+++ The data
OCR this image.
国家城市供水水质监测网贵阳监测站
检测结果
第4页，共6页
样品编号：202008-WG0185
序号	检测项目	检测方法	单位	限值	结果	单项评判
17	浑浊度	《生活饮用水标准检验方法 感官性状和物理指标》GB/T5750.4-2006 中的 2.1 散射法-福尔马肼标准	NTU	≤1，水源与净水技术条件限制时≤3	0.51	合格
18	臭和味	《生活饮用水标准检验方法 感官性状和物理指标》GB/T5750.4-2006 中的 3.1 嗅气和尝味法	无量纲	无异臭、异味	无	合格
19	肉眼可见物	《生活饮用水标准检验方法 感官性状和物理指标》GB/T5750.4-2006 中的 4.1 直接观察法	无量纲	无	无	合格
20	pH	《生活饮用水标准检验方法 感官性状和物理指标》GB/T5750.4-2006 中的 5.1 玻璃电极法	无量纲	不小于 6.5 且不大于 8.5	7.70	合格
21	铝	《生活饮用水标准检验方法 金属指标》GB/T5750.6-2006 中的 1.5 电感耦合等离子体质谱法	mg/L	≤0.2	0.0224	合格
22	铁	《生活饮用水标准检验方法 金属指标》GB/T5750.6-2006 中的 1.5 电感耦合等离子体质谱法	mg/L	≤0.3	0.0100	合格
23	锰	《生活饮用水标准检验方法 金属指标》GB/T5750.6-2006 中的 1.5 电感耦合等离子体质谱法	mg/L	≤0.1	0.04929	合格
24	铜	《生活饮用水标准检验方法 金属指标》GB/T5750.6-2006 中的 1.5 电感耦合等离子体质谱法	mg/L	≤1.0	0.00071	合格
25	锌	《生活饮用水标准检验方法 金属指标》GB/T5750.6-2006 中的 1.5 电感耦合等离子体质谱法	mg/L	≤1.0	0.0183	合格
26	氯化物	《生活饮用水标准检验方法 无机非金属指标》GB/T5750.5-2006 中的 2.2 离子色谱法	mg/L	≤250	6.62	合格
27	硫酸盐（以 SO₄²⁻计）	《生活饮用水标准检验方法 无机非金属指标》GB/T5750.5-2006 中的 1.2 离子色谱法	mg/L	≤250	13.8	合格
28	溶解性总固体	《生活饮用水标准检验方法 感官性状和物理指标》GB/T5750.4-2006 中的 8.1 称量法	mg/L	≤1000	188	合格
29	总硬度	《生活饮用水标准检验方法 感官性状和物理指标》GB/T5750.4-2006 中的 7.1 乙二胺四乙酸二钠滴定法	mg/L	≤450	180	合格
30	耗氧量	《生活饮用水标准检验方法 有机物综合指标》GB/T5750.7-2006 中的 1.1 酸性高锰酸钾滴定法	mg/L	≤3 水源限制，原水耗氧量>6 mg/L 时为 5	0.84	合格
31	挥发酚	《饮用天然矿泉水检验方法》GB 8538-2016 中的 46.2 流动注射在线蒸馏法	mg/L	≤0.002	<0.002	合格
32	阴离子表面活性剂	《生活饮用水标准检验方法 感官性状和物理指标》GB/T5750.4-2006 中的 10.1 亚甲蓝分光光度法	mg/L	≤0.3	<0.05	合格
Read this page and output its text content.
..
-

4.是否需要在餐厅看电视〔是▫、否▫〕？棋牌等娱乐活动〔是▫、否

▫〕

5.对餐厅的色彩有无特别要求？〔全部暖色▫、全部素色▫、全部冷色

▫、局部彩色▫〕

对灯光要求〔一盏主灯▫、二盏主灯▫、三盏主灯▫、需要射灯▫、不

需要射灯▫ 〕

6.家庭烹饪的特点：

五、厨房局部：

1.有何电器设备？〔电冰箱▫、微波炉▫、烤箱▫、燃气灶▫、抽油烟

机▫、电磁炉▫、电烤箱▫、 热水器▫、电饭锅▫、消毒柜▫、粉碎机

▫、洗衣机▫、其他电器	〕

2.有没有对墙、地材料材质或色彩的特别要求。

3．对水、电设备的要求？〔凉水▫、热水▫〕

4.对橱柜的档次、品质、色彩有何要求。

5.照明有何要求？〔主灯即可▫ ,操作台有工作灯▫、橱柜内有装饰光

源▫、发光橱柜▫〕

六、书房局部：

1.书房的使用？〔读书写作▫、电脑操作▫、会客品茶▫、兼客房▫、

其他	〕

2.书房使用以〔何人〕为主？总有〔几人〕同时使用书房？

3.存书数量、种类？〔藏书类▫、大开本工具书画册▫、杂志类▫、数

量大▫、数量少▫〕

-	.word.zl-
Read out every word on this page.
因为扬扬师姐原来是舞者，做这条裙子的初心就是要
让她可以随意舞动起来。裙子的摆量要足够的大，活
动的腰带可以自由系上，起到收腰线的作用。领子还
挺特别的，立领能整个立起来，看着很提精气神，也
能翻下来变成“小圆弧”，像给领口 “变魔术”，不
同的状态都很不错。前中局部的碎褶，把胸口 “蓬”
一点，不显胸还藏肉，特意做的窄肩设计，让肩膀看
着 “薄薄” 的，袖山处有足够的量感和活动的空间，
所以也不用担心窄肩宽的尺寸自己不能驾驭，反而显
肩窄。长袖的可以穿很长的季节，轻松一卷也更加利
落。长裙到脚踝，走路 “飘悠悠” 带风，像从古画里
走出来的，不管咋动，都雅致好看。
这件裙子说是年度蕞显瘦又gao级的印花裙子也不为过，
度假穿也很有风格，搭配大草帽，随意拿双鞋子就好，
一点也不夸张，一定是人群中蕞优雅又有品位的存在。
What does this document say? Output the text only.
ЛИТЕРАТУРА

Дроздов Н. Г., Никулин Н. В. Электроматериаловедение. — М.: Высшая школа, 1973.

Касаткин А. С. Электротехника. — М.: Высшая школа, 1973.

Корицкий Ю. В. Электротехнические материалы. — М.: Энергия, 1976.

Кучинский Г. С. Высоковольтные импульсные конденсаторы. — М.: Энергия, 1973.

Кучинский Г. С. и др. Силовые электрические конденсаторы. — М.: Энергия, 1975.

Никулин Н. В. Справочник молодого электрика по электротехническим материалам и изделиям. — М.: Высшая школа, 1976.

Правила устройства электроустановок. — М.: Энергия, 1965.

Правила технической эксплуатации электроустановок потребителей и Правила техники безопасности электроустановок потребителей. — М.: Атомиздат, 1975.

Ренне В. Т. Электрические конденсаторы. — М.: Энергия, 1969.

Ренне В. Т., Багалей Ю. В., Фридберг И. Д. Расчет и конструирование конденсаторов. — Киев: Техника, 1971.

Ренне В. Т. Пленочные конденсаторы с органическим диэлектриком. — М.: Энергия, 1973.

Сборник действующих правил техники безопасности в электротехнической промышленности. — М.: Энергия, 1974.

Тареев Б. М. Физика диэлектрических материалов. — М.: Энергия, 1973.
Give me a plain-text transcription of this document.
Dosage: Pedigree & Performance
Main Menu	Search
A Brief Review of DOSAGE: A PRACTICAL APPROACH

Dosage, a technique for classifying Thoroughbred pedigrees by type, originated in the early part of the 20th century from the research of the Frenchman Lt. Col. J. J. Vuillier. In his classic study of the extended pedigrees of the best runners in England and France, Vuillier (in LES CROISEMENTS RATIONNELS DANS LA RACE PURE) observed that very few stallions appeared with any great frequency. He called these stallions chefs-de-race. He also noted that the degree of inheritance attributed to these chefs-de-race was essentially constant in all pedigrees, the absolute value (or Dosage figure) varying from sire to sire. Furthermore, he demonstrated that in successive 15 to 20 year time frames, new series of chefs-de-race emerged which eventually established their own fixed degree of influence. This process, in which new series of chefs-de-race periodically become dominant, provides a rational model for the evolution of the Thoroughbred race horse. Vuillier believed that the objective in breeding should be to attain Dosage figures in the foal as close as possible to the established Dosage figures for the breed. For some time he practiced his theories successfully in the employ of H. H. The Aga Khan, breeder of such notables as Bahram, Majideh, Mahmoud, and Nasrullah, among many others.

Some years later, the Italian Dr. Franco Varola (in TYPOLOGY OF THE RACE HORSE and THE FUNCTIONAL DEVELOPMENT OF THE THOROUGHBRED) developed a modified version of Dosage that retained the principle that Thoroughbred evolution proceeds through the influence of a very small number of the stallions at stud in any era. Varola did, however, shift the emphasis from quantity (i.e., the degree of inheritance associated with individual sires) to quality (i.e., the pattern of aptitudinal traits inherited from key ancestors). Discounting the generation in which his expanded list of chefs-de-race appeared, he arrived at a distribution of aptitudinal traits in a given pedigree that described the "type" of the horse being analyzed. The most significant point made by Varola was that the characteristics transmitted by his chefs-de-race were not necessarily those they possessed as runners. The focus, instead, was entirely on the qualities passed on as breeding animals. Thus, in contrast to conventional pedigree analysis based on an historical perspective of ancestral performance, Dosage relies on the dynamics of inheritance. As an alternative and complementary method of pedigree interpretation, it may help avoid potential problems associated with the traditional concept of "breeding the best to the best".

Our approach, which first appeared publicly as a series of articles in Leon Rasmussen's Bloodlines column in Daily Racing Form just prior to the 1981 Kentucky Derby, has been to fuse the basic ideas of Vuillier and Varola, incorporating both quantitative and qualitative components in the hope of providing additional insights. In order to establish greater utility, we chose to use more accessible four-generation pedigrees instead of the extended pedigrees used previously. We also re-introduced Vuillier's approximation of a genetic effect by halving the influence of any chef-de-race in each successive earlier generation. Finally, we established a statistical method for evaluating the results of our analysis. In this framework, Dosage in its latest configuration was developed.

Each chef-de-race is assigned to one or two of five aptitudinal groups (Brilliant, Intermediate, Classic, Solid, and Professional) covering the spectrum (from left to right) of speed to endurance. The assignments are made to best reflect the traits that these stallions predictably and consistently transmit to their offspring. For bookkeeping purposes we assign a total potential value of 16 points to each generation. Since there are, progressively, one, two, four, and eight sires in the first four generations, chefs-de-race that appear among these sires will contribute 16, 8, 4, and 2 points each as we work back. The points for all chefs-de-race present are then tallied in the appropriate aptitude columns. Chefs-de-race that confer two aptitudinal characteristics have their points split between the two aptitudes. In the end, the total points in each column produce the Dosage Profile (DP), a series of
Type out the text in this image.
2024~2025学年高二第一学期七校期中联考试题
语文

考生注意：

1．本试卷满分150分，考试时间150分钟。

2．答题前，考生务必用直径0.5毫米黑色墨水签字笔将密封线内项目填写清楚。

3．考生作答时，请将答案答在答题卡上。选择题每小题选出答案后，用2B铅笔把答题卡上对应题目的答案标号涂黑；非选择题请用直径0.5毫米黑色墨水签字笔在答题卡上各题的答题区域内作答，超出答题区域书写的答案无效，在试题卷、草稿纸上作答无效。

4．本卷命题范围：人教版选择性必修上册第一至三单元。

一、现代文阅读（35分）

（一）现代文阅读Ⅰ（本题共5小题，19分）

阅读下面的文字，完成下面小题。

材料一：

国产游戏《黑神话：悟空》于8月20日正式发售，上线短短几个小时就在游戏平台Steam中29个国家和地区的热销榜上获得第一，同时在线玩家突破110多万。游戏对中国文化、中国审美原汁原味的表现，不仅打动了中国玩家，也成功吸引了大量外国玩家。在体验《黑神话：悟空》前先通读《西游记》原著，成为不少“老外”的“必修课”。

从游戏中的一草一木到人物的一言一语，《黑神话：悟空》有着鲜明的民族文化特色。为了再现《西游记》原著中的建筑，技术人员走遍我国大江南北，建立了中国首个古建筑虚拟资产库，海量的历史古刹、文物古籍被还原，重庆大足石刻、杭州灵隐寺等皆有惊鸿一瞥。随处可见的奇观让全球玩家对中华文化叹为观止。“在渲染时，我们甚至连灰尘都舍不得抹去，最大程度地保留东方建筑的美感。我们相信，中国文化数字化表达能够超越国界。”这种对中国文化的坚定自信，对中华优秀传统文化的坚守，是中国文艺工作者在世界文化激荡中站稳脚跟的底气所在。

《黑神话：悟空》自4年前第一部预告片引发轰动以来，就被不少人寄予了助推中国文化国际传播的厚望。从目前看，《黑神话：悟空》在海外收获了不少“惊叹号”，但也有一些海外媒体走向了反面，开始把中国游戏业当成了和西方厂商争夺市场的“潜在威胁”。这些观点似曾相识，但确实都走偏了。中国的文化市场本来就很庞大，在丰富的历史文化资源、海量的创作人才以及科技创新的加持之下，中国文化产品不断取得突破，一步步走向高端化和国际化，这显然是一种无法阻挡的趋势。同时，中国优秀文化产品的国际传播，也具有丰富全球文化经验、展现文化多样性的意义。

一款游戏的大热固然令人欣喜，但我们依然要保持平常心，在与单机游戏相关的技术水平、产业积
++++++
# [Written task]
Say, as a single number and nothing more, how many lines of the entries contain the word "离子色谱法".

# [Output for this exercise]
2